* [ESTRATTO DEL DOCUMENTO]
□ □ □ □ □
Tutti i Santi *Domenica 1 novembre 2015

Matteo 5, 1-121

In quel tempo, vedendo le folle, Gesù salì sul monte: si pose a sedere e si avvicinarono a lui i suoi discepoli. Si mise a parlare e insegnava loro dicendo: «Beati i poveri in spirito, perché di essi è il regno dei cieli. Beati quelli che sono nel pianto, perché saranno consolati. Beati i miti, perché avranno in eredità la terra. Beati quelli che hanno fame e sete della giustizia, perché saranno saziati. Beati i misericordiosi, perché troveranno misericordia. Beati i puri di cuore, perché vedranno Dio. Beati gli operatori di pace, perché saranno chiamati figli di Dio. Beati i perseguitati per la giustizia, perché di essi è il regno dei cieli. Beati voi quando vi insulteranno, vi perseguiteranno e, mentendo, diranno ogni sorta di male contro di voi per causa mia. Rallegratevi ed esultate, perché grande è la vostra ricompensa nei cieli».

Sul monte

Gesù sale sul monte, siede e insegna: se un tempo l’antica legge (le dieci parole) venne promulgata dall’alto del monte Sinai attraverso Mosè (cfr Es 20), ora il nuovo e definitivo Mosè, Gesù, offre qualcosa di completamente diverso. Non c’è legge, infatti, che possa normare la gioia: le beatitudini sono la mappa della gioia e della benedizione cristiana, una cartina che insegna a solcare il mare dell’oggi con la prua fermamente puntata alla vita dopo la vita, al «regno dei cieli», espressione ricorrente in questo brano. E come capita spesso, specie nel vangelo di Matteo, ogni passaggio gronda riferimenti al Primo testamento: Gesù non nega, anzi porta al suo compimento tutto il percorso del popolo eletto. I verbi al futuro che trapuntano questo brano non propongono, però, la fede come corsa verso un premio (di consolazione) tutto spostato in un lontano “oltre” e “dopo”. Della serie «qui è tanto dura, arriverà il giorno della ricompensa». La beatitudine germoglia qui e ora: è un presente abitato dalla grazia di Dio a prescindere dalle situazioni esterne. «Vedete quale grande amore ci ha dato il Padre per essere chiamati figli di Dio, e lo siamo realmente!» scrive la seconda lettura, con un indicativo presente a conclusione della frase che proibisce fughe in un futuro remoto.
□ □ □ □ □
* [DATI FORNITI]
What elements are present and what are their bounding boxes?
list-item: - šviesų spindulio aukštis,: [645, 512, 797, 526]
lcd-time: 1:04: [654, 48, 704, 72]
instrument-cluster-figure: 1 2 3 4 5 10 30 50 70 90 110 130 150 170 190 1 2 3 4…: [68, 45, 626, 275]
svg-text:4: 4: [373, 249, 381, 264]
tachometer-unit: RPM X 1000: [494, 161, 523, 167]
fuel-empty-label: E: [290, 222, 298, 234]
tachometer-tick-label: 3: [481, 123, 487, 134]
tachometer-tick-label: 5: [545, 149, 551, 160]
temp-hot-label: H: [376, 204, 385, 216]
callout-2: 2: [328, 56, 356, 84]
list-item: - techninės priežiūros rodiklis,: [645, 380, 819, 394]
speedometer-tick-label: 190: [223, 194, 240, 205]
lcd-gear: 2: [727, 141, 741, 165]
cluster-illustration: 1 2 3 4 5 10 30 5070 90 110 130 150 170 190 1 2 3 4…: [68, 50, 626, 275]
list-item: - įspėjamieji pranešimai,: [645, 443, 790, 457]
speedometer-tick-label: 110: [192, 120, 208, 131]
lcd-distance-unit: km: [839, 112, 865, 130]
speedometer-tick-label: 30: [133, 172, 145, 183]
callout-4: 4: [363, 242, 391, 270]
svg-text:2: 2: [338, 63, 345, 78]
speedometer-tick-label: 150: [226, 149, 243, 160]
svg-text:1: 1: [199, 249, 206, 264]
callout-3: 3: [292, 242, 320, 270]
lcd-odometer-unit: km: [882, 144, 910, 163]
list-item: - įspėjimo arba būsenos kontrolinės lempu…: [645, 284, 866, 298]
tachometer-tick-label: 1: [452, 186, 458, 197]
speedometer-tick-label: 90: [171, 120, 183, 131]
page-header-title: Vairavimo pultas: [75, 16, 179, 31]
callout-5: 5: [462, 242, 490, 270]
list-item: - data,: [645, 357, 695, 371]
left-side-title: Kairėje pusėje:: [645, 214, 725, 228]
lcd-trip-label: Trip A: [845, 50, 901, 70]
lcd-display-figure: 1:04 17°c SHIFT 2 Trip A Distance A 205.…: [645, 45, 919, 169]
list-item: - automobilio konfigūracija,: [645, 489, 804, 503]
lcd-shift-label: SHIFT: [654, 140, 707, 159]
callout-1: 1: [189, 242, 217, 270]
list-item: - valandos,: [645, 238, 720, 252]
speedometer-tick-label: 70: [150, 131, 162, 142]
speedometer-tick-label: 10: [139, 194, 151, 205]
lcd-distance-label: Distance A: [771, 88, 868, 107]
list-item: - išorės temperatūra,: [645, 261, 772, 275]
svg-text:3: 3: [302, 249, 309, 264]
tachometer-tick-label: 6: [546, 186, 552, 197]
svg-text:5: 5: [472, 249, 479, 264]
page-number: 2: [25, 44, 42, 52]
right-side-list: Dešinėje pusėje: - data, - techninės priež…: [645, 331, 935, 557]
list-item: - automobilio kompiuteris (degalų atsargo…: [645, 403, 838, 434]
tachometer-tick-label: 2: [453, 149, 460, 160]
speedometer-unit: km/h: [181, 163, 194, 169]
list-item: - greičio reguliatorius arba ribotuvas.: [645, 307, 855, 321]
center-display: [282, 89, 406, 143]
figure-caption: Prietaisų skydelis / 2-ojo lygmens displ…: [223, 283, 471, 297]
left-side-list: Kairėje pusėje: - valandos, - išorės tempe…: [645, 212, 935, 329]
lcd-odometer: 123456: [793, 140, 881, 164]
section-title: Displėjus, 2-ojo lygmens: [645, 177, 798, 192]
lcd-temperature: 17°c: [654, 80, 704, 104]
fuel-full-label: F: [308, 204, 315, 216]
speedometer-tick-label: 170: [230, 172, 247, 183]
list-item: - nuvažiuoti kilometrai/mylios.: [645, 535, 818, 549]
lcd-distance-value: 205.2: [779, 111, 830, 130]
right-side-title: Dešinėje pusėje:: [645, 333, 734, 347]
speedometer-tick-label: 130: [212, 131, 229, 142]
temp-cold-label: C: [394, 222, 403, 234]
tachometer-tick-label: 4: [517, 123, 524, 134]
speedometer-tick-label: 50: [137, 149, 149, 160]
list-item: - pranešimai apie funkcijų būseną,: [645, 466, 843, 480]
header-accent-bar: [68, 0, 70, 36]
□ □ □ □ □
* [CONSEGNA SCRITTA] Prosegui il commento al vangelo delle beatitudini dopo l'ultima frase riportata.

* [RISULTATO DELL'ESERCIZIO]
Cristo

Per inquadrare la ricchezza di questo passo, possiamo fare quattro passaggi. Ognuna delle beatitudini è una pennellata che disegna la bellezza di Cristo. Prima di ogni altra cosa Gesù nelle beatitudini descrive se stesso e la sua vita: è lui il mite, il misericordioso, l’operatore di pace, il perseguitato per la giustizia ecc. Egli offre a noi questa “mappa” perché lui l’ha inaugurata in prima persona. Per gli amanti della teologia: qui si fa cristologia.

Io

E per questo motivo ogni beatitudine è sentiero donato a ogni singolo cristiano per assomigliare all’essere umano più realizzato e compiuto che mai ci sia stato e ci sarà, Gesù. Le beatitudini sono quindi dono e compito di ciascun discepolo. Ritraggono il tuo profilo di credente; parlano ed interpellano proprio te. Per gli amanti della teologia: qui si fa morale e teologia spirituale.

La chiesa

Balza agli occhi che le beatitudini sono al plurale, beati non beato: questa pagina ha allora una chiara coloritura ecclesiale. Cioè descrive quel che è chiamata a essere la chiesa nel suo complesso. Le beatitudini non si vivono come impegno in solitaria ma in cordata. Siamo nella solennità di tutti i santi (i santi sono uomini e donne che hanno incarnato le beatitudini in modo singolare ed eminente): avete presente lo stringersi e affollarsi dei santi dipinti sulla volta del battistero della cattedrale di Padova? Santi lo si diventa grazie ai beni donati alla chiesa dal Signore e dalla chiesa amministrati. In sintesi, per chi pratica la teologia: qui si fa ecclesiologia.

Il mondo

C’è un guizzo narrativo interessante a inizio brano: «Vedendo le folle». Con un po’ di audacia interpretativa questo incipit fa pensare che le parole di Gesù – certamente indirizzate in primis ai discepoli – possono trovare eco genuina nel cuore di ogni essere umano di buona volontà, a prescindere dalla fede professata. Le beatitudini non vanno circoscritte a chi è cristiano. La visione dell’Apocalisse nella prima lettura parla di «una moltitudine immensa, che nessuno poteva contare, di ogni nazione, tribù, popolo e lingua»: il bene è s-confinato, lo Spirito santo può toccare il cuore di chiunque. Il concilio Vaticano II, sottolineando l’universale chiamata alla santità dei fedeli, conclude con un passaggio interessante: «È evidente per tutti, che tutti coloro che credono nel Cristo di qualsiasi stato o rango, sono chiamati alla pienezza della vita cristiana e alla perfezione della carità e che tale santità promuove nella stessa società terrena un tenore di vita più umano» (LG 40). Il santo è l’uomo delle beatitudini per il bene del mondo intero, per umanizzare l’uomo. Detta nei termini della teologia: le beatitudini sono antropologia teologica.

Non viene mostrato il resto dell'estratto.